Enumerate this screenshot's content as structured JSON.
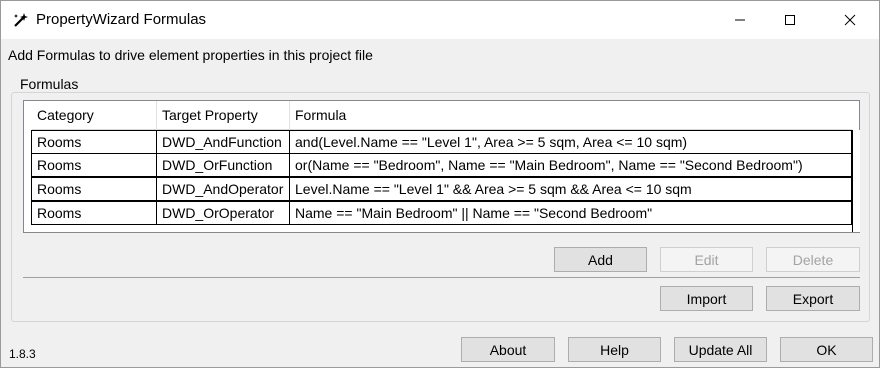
{
  "window": {
    "title": "PropertyWizard Formulas",
    "controls": {
      "minimize": "–",
      "maximize": "☐",
      "close": "✕"
    }
  },
  "description": "Add Formulas to drive element properties in this project file",
  "group": {
    "label": "Formulas"
  },
  "grid": {
    "columns": [
      "Category",
      "Target Property",
      "Formula"
    ],
    "rows": [
      {
        "category": "Rooms",
        "target": "DWD_AndFunction",
        "formula": "and(Level.Name == \"Level 1\", Area >= 5 sqm, Area <= 10 sqm)"
      },
      {
        "category": "Rooms",
        "target": "DWD_OrFunction",
        "formula": "or(Name == \"Bedroom\", Name == \"Main Bedroom\", Name == \"Second Bedroom\")"
      },
      {
        "category": "Rooms",
        "target": "DWD_AndOperator",
        "formula": "Level.Name == \"Level 1\" && Area >= 5 sqm && Area <= 10 sqm"
      },
      {
        "category": "Rooms",
        "target": "DWD_OrOperator",
        "formula": "Name == \"Main Bedroom\" || Name == \"Second Bedroom\""
      }
    ]
  },
  "buttons": {
    "add": "Add",
    "edit": "Edit",
    "delete": "Delete",
    "import": "Import",
    "export": "Export",
    "about": "About",
    "help": "Help",
    "update_all": "Update All",
    "ok": "OK"
  },
  "version": "1.8.3"
}
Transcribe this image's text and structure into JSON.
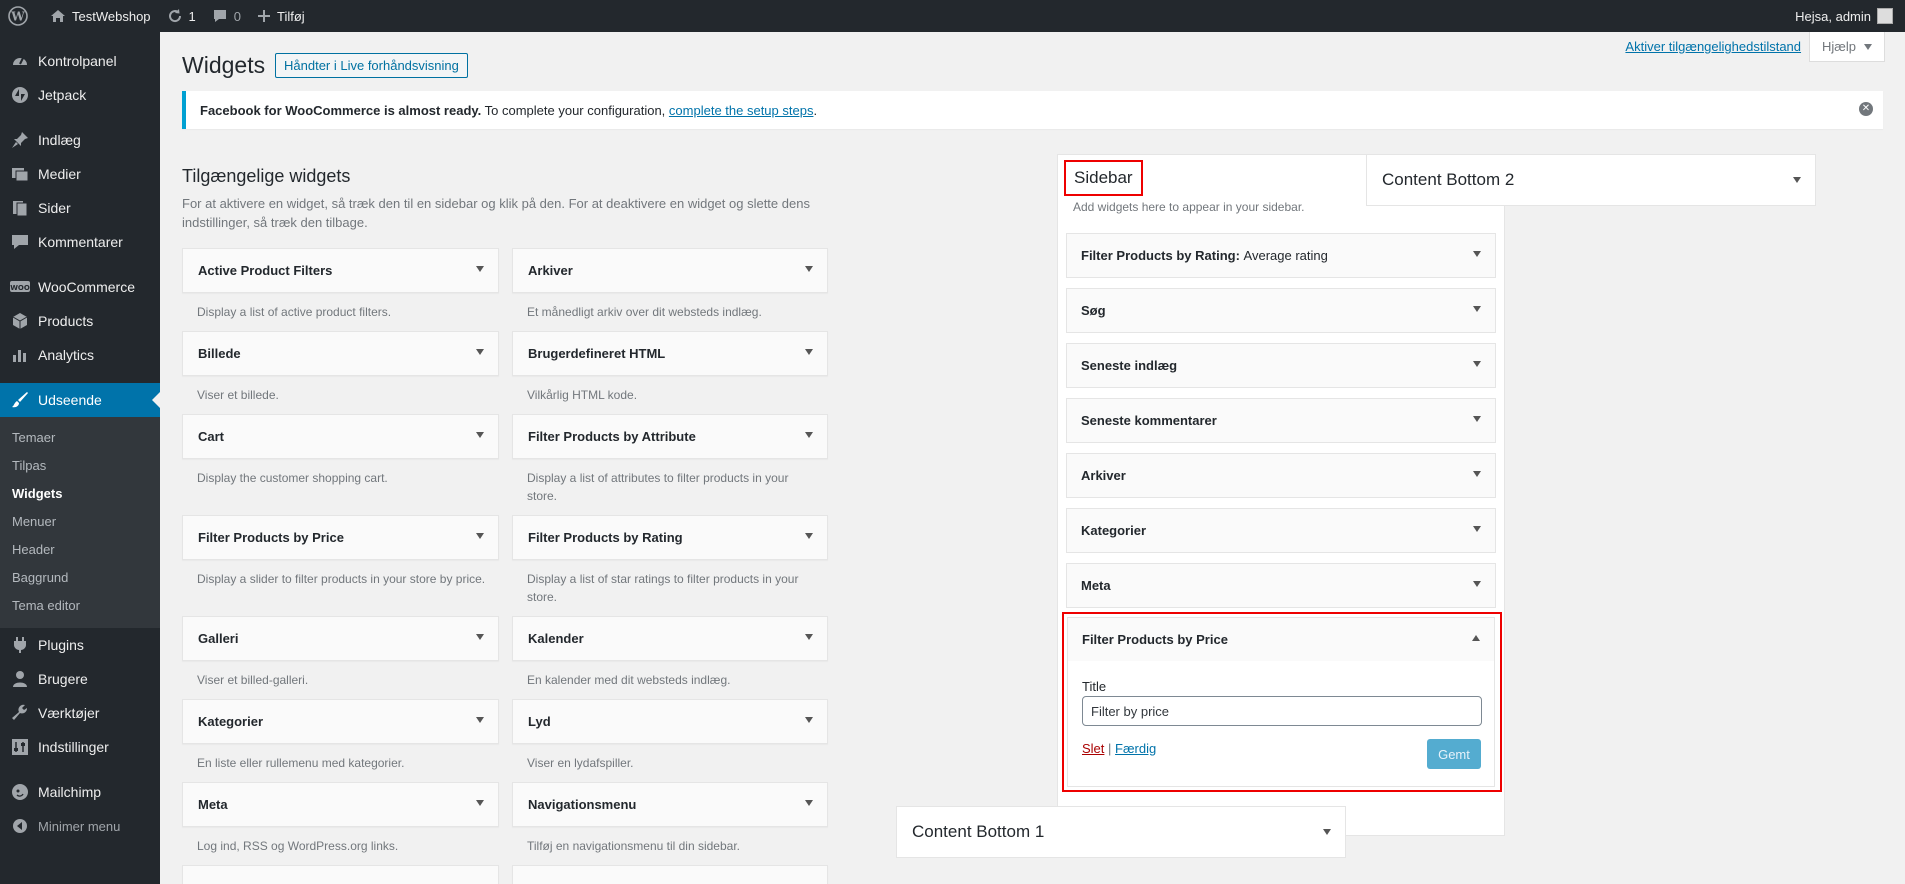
{
  "admin_bar": {
    "site_name": "TestWebshop",
    "updates": "1",
    "comments": "0",
    "new_label": "Tilføj",
    "greeting": "Hejsa, admin"
  },
  "menu": {
    "items_top": [
      {
        "label": "Kontrolpanel",
        "icon": "dashboard-icon"
      },
      {
        "label": "Jetpack",
        "icon": "jetpack-icon"
      }
    ],
    "items_content": [
      {
        "label": "Indlæg",
        "icon": "pin-icon"
      },
      {
        "label": "Medier",
        "icon": "media-icon"
      },
      {
        "label": "Sider",
        "icon": "page-icon"
      },
      {
        "label": "Kommentarer",
        "icon": "comment-icon"
      }
    ],
    "items_shop": [
      {
        "label": "WooCommerce",
        "icon": "woo-icon"
      },
      {
        "label": "Products",
        "icon": "box-icon"
      },
      {
        "label": "Analytics",
        "icon": "chart-bar-icon"
      }
    ],
    "current": {
      "label": "Udseende",
      "icon": "brush-icon"
    },
    "submenu": [
      "Temaer",
      "Tilpas",
      "Widgets",
      "Menuer",
      "Header",
      "Baggrund",
      "Tema editor"
    ],
    "items_bottom": [
      {
        "label": "Plugins",
        "icon": "plug-icon"
      },
      {
        "label": "Brugere",
        "icon": "user-icon"
      },
      {
        "label": "Værktøjer",
        "icon": "wrench-icon"
      },
      {
        "label": "Indstillinger",
        "icon": "settings-icon"
      }
    ],
    "mailchimp": "Mailchimp",
    "collapse": "Minimer menu"
  },
  "header": {
    "title": "Widgets",
    "live_preview": "Håndter i Live forhåndsvisning",
    "accessibility_link": "Aktiver tilgængelighedstilstand",
    "help": "Hjælp"
  },
  "notice": {
    "bold": "Facebook for WooCommerce is almost ready.",
    "text": " To complete your configuration, ",
    "link": "complete the setup steps",
    "end": "."
  },
  "available": {
    "heading": "Tilgængelige widgets",
    "description": "For at aktivere en widget, så træk den til en sidebar og klik på den. For at deaktivere en widget og slette dens indstillinger, så træk den tilbage.",
    "left": [
      {
        "title": "Active Product Filters",
        "desc": "Display a list of active product filters."
      },
      {
        "title": "Billede",
        "desc": "Viser et billede."
      },
      {
        "title": "Cart",
        "desc": "Display the customer shopping cart."
      },
      {
        "title": "Filter Products by Price",
        "desc": "Display a slider to filter products in your store by price."
      },
      {
        "title": "Galleri",
        "desc": "Viser et billed-galleri."
      },
      {
        "title": "Kategorier",
        "desc": "En liste eller rullemenu med kategorier."
      },
      {
        "title": "Meta",
        "desc": "Log ind, RSS og WordPress.org links."
      }
    ],
    "right": [
      {
        "title": "Arkiver",
        "desc": "Et månedligt arkiv over dit websteds indlæg."
      },
      {
        "title": "Brugerdefineret HTML",
        "desc": "Vilkårlig HTML kode."
      },
      {
        "title": "Filter Products by Attribute",
        "desc": "Display a list of attributes to filter products in your store."
      },
      {
        "title": "Filter Products by Rating",
        "desc": "Display a list of star ratings to filter products in your store."
      },
      {
        "title": "Kalender",
        "desc": "En kalender med dit websteds indlæg."
      },
      {
        "title": "Lyd",
        "desc": "Viser en lydafspiller."
      },
      {
        "title": "Navigationsmenu",
        "desc": "Tilføj en navigationsmenu til din sidebar."
      }
    ]
  },
  "sidebar": {
    "title": "Sidebar",
    "description": "Add widgets here to appear in your sidebar.",
    "widgets": [
      {
        "title": "Filter Products by Rating:",
        "sub": "Average rating"
      },
      {
        "title": "Søg",
        "sub": ""
      },
      {
        "title": "Seneste indlæg",
        "sub": ""
      },
      {
        "title": "Seneste kommentarer",
        "sub": ""
      },
      {
        "title": "Arkiver",
        "sub": ""
      },
      {
        "title": "Kategorier",
        "sub": ""
      },
      {
        "title": "Meta",
        "sub": ""
      }
    ],
    "open_widget": {
      "title": "Filter Products by Price",
      "field_label": "Title",
      "field_value": "Filter by price",
      "delete": "Slet",
      "separator": "|",
      "done": "Færdig",
      "save": "Gemt"
    }
  },
  "areas": {
    "content_bottom_1": "Content Bottom 1",
    "content_bottom_2": "Content Bottom 2"
  }
}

+ + +

### Goal
Show every line from the entries above in which "Formulas" appears.

### Answer to this exercise
    "title": "PropertyWizard Formulas",
  "description": "Add Formulas to drive element properties in this project file",
    "label": "Formulas"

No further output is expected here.